> Challenge: Copy, word for word, the section of the commentary on the ElonJet ban that begins with the words containing "It's also very" and ends with "for a second.".

> Provided text:
I think there’s a decent chance this was a bit of “malicious compliance” by someone inside Twitter, rather than a personal decision by Musk himself.
And lest you think this sounds like I’m defending him, I think that explanation actually makes it funnier: give a brutally honest demonstration of the absurdity and hypocrisy of this policy by banning someone Musk probably wouldn’t actually enforce the policy on, and then say you were just following orders.
It's possible that the account was "reportmaxxed", i.e. some people mass-reported the account and triggered an automatic ban. Since the goal is to cause a fuss and this ban has done that, it's not entirely unreasonable.
It's also very possible that Elon just changed his mind and decided that nobody would really care if he banned ElonJet, because everyone has made up their minds about his Twitter policies anyway. I wouldn't put it past him for a second.
I assume that the next reporter he talks to will jump at the chance to grill him on it, so we won't be wondering for very long.

> Dataset entries:
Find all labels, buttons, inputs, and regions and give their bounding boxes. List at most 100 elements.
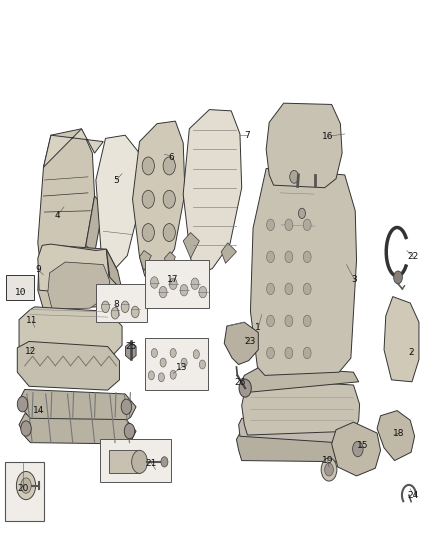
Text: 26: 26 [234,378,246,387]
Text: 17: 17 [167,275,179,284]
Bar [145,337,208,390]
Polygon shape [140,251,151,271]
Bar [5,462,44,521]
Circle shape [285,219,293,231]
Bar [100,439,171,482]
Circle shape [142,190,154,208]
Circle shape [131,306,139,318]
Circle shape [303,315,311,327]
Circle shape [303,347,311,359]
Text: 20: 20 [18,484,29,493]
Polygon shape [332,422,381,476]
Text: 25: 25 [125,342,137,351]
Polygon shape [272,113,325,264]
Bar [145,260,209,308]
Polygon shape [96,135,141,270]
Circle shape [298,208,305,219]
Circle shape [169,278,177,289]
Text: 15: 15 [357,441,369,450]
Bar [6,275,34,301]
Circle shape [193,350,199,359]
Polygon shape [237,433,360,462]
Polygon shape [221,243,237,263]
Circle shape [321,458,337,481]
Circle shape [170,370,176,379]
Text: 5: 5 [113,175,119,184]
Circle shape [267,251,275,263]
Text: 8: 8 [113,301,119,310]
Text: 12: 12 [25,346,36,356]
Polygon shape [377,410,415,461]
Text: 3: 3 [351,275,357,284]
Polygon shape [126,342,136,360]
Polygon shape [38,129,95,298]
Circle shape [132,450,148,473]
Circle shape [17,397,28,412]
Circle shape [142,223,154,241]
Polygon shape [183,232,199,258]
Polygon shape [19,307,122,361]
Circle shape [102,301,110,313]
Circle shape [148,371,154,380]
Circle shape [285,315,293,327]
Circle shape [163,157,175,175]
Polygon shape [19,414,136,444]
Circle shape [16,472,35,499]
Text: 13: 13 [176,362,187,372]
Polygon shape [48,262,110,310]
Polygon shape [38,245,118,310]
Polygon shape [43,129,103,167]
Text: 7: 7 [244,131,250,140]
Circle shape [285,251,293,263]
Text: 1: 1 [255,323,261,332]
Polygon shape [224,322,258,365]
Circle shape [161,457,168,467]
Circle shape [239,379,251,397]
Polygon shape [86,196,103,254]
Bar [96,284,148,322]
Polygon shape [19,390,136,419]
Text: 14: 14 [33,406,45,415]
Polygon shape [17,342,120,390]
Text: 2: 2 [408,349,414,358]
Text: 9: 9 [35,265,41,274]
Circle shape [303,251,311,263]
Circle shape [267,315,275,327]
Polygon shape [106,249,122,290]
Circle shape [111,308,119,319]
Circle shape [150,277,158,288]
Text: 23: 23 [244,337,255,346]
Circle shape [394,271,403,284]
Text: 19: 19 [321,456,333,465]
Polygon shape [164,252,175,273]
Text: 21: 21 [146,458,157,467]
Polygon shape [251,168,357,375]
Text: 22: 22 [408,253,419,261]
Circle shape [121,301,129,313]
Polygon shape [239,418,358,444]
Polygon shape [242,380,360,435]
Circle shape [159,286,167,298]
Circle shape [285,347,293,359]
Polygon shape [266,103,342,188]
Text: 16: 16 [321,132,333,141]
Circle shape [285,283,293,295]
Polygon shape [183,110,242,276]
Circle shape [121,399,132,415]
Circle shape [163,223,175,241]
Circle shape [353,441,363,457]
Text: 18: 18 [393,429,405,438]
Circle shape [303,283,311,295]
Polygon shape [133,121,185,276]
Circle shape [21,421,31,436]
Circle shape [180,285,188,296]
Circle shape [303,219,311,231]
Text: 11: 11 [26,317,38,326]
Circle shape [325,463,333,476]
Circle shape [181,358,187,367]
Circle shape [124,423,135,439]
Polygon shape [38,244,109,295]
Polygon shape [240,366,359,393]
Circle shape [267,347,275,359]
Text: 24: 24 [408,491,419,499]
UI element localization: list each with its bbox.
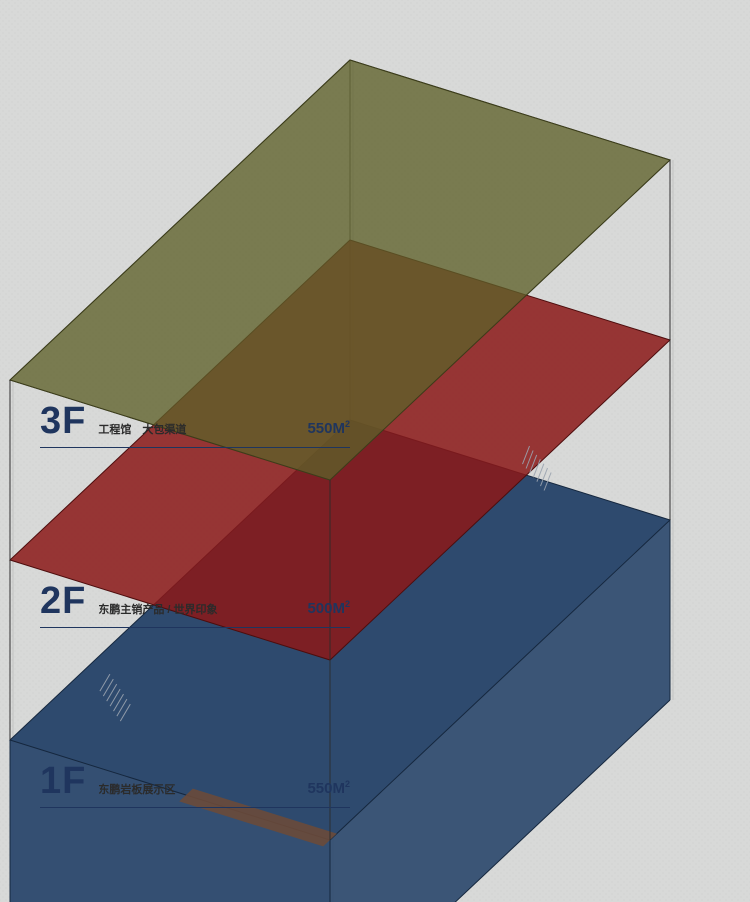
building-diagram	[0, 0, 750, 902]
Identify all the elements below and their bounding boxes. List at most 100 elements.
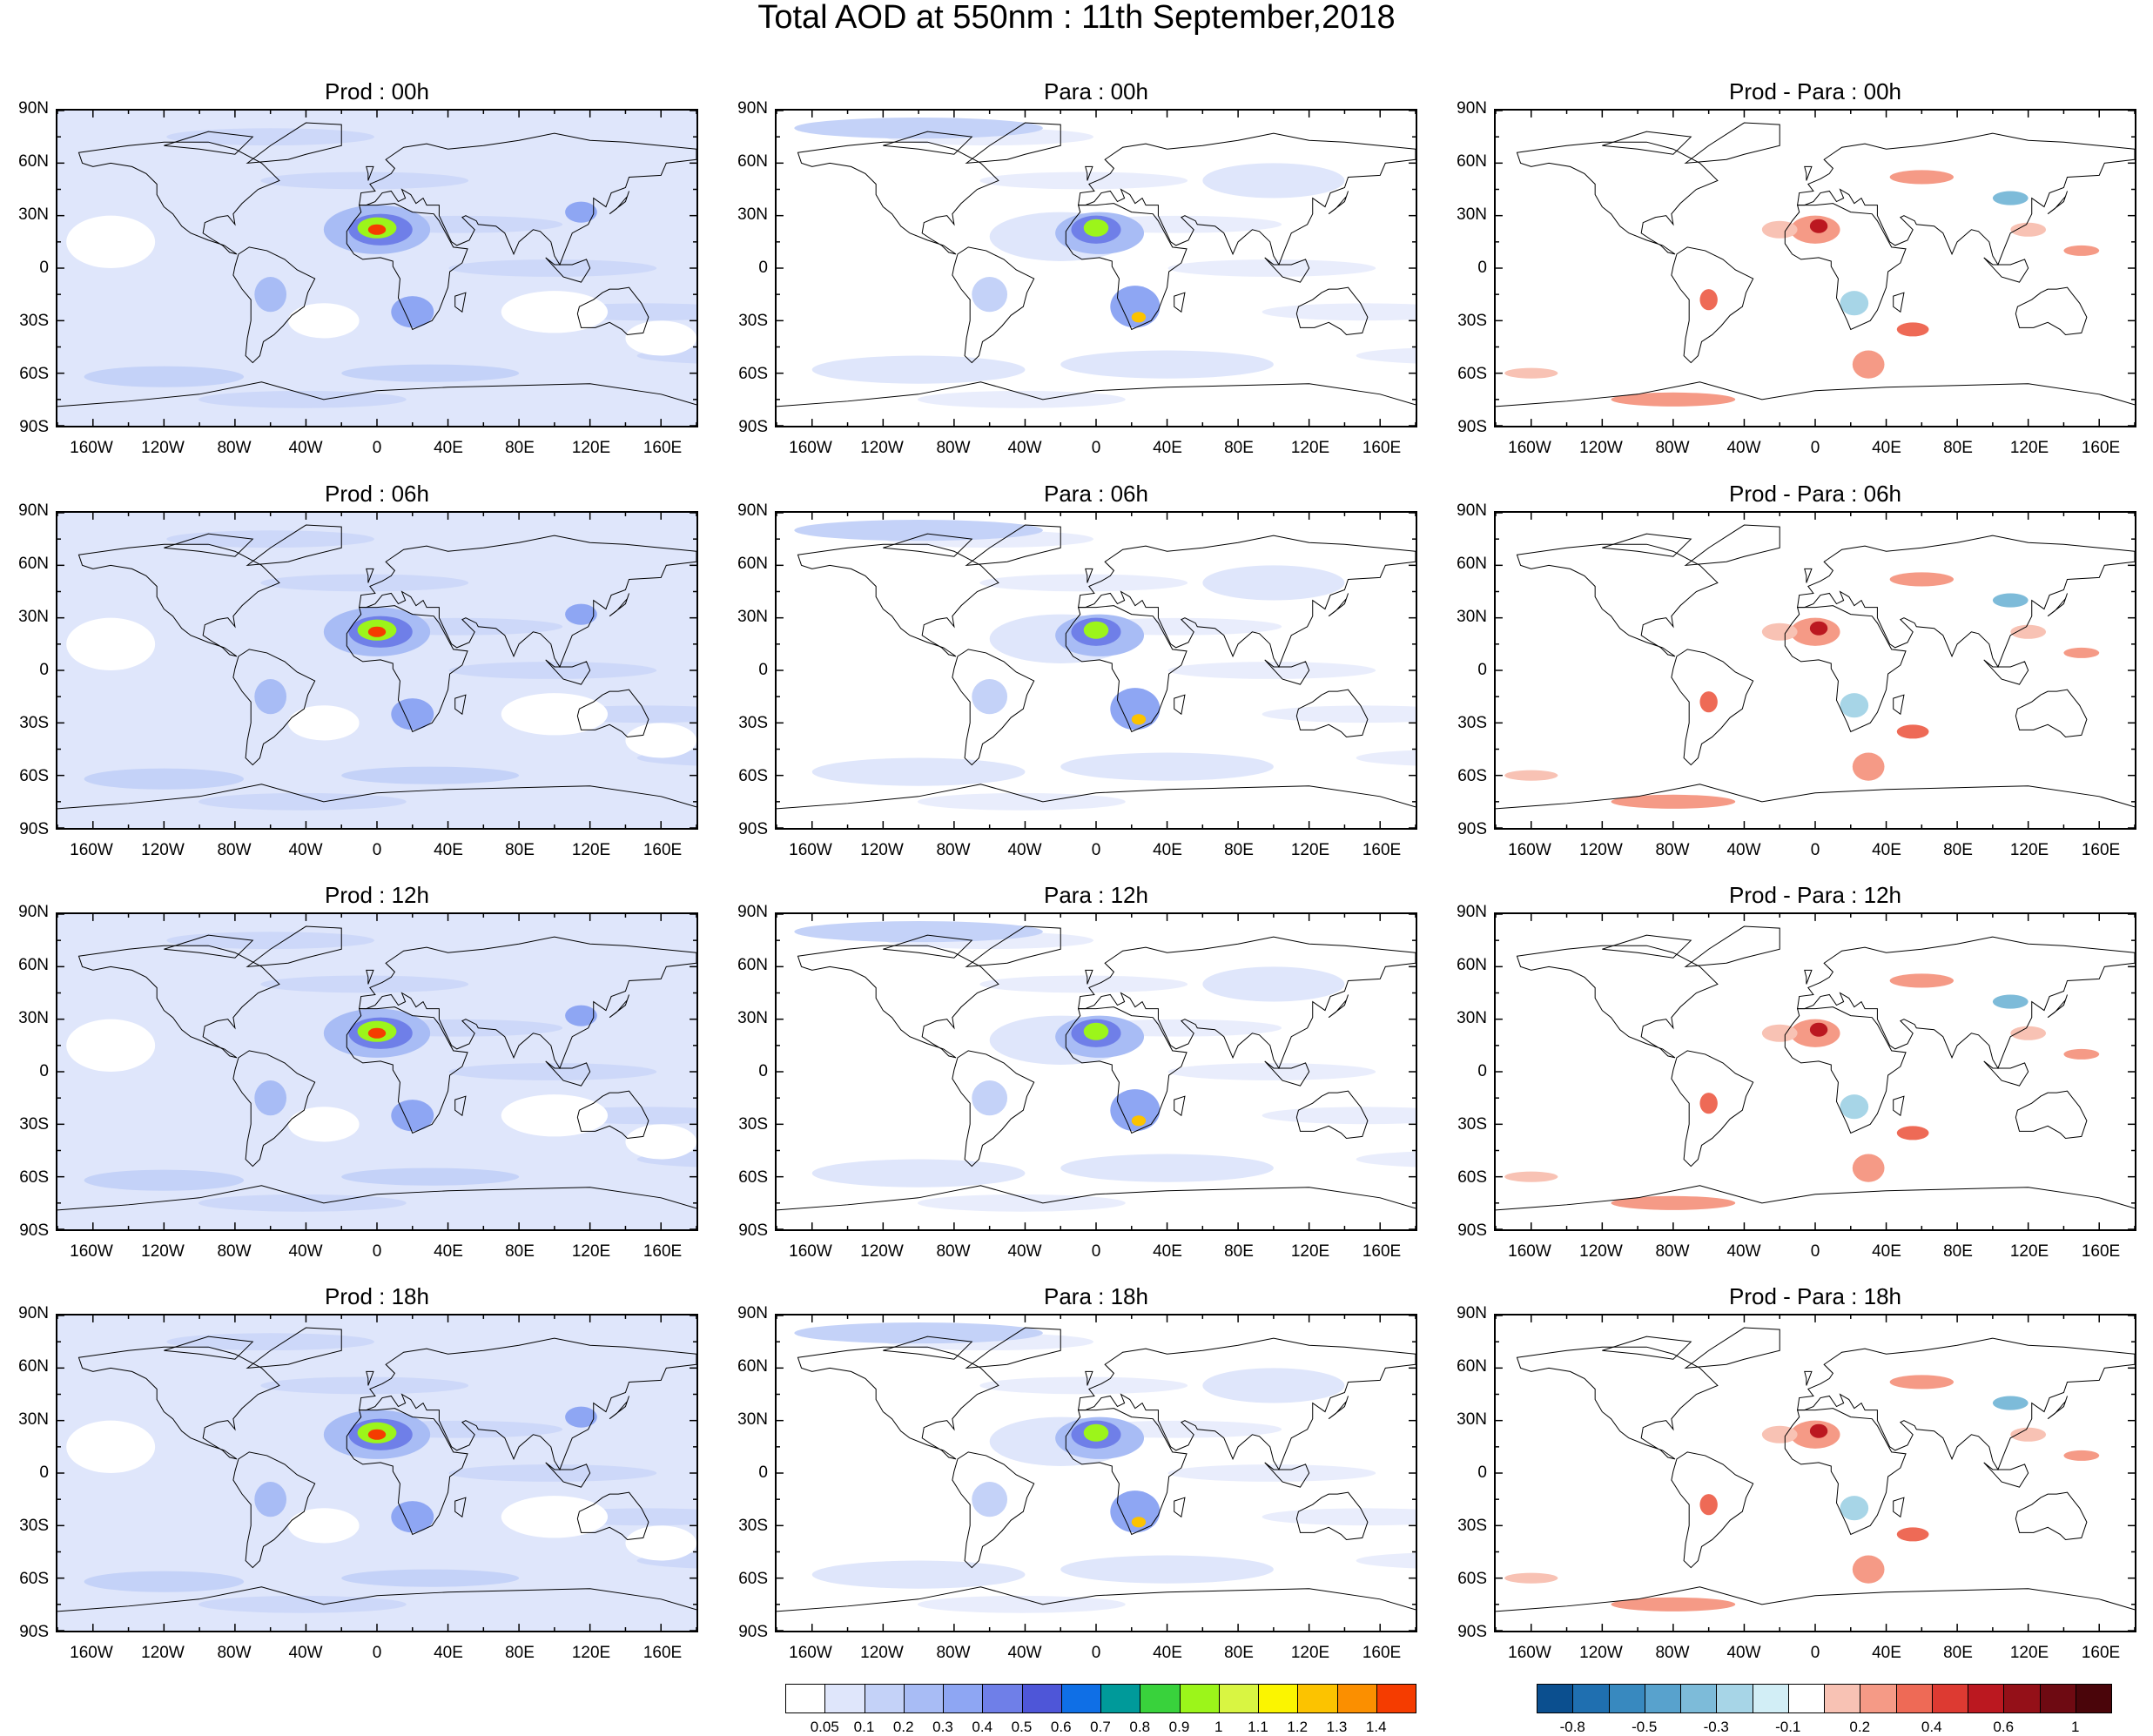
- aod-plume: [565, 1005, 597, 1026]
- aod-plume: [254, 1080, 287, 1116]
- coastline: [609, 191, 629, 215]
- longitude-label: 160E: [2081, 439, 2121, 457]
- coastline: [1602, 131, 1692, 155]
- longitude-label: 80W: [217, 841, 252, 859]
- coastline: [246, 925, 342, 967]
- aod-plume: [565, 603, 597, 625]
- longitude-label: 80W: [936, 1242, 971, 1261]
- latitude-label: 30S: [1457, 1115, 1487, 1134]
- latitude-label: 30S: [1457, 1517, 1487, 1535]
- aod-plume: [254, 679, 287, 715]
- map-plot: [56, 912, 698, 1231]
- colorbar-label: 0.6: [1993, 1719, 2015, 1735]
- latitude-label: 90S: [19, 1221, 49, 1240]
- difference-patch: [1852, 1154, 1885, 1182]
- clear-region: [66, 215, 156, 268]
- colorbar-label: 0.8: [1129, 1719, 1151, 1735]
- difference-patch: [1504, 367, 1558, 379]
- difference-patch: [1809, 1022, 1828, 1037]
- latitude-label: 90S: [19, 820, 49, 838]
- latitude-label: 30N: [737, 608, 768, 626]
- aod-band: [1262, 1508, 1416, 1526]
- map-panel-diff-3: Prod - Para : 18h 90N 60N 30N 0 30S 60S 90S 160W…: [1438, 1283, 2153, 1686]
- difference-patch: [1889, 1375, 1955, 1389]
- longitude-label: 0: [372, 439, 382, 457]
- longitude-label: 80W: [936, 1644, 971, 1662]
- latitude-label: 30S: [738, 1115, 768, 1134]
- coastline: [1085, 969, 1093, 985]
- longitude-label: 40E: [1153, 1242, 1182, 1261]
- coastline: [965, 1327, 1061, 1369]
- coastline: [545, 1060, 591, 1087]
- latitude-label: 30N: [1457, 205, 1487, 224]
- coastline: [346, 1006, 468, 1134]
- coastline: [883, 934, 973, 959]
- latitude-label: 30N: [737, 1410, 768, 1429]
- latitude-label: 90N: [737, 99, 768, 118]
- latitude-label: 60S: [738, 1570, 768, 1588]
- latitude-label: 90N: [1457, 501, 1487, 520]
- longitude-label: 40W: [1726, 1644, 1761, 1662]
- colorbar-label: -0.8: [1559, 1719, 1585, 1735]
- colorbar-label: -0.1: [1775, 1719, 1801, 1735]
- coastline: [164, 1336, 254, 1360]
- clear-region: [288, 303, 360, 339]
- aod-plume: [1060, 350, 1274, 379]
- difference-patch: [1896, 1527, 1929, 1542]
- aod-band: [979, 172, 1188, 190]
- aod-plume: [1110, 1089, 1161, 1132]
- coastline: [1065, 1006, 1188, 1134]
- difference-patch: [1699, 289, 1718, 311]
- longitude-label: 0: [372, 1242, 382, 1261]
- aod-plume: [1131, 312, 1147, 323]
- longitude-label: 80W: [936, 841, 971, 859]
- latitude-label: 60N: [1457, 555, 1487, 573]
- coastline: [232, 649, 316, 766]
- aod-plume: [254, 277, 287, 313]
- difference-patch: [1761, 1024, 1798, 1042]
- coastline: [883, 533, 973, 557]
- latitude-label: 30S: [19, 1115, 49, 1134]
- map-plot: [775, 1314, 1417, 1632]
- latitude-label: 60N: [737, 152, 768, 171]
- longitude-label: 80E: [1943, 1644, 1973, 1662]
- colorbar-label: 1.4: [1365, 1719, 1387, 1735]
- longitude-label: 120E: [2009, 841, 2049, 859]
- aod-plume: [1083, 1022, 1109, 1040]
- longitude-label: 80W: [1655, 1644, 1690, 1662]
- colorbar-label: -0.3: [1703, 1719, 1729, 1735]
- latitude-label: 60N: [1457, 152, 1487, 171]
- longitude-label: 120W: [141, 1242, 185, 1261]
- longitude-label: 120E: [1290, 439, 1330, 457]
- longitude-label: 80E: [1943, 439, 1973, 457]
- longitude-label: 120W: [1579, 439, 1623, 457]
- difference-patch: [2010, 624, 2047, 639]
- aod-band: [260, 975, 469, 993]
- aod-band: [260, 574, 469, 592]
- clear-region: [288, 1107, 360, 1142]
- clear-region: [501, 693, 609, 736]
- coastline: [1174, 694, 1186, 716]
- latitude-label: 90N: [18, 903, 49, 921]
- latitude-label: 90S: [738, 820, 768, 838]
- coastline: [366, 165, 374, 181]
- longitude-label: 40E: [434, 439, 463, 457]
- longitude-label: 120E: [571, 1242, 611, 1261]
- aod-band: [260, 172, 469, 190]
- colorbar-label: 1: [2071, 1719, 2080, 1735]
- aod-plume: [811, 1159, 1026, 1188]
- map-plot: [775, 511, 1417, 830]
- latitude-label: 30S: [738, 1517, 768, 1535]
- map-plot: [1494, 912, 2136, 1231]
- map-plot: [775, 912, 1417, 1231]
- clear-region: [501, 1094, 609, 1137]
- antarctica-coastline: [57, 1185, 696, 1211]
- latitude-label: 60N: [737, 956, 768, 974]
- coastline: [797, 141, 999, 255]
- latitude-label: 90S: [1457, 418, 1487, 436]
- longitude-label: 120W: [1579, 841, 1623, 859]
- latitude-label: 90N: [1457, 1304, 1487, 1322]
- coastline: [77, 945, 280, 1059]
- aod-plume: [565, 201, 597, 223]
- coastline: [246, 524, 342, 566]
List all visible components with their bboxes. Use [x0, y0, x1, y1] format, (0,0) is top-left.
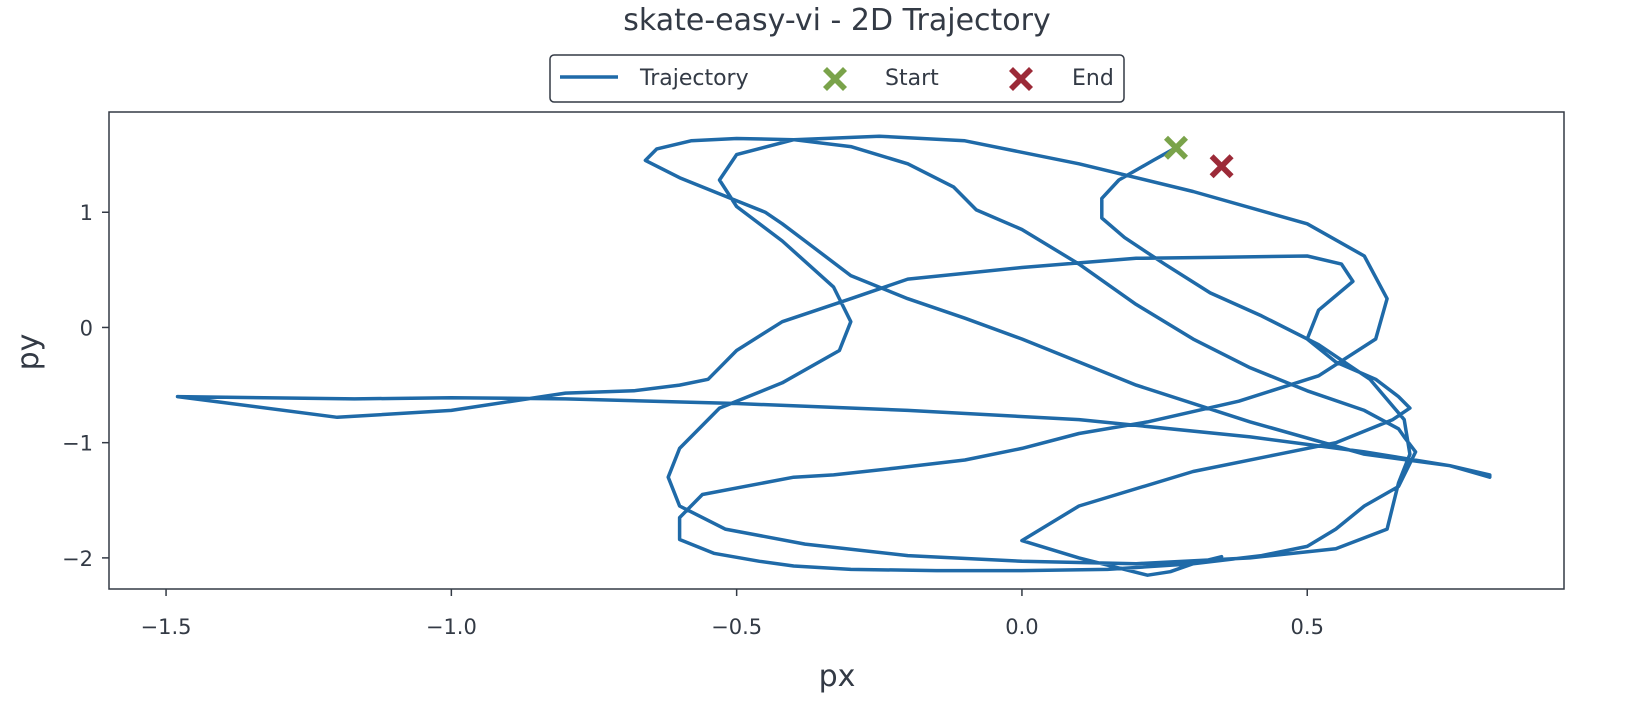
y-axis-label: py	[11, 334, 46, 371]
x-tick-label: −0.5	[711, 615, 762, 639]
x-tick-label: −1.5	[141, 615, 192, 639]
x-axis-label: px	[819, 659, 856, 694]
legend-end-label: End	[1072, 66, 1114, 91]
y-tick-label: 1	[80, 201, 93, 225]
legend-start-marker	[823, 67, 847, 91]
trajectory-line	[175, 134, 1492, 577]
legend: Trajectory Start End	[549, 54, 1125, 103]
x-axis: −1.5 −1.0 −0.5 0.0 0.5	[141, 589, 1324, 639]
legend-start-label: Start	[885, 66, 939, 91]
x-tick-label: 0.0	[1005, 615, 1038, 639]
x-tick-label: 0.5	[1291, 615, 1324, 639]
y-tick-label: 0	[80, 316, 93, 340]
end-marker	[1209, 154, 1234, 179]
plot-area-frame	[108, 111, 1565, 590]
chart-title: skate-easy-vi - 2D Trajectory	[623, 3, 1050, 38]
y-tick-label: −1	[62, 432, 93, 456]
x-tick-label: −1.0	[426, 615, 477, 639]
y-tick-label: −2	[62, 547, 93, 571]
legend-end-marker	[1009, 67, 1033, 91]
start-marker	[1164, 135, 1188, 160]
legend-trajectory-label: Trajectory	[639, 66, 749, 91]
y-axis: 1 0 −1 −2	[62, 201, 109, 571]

> Answer to this exercise:
It's also very possible that Elon just changed his mind and decided that nobody would really care if he banned ElonJet, because everyone has made up their minds about his Twitter policies anyway. I wouldn't put it past him for a second.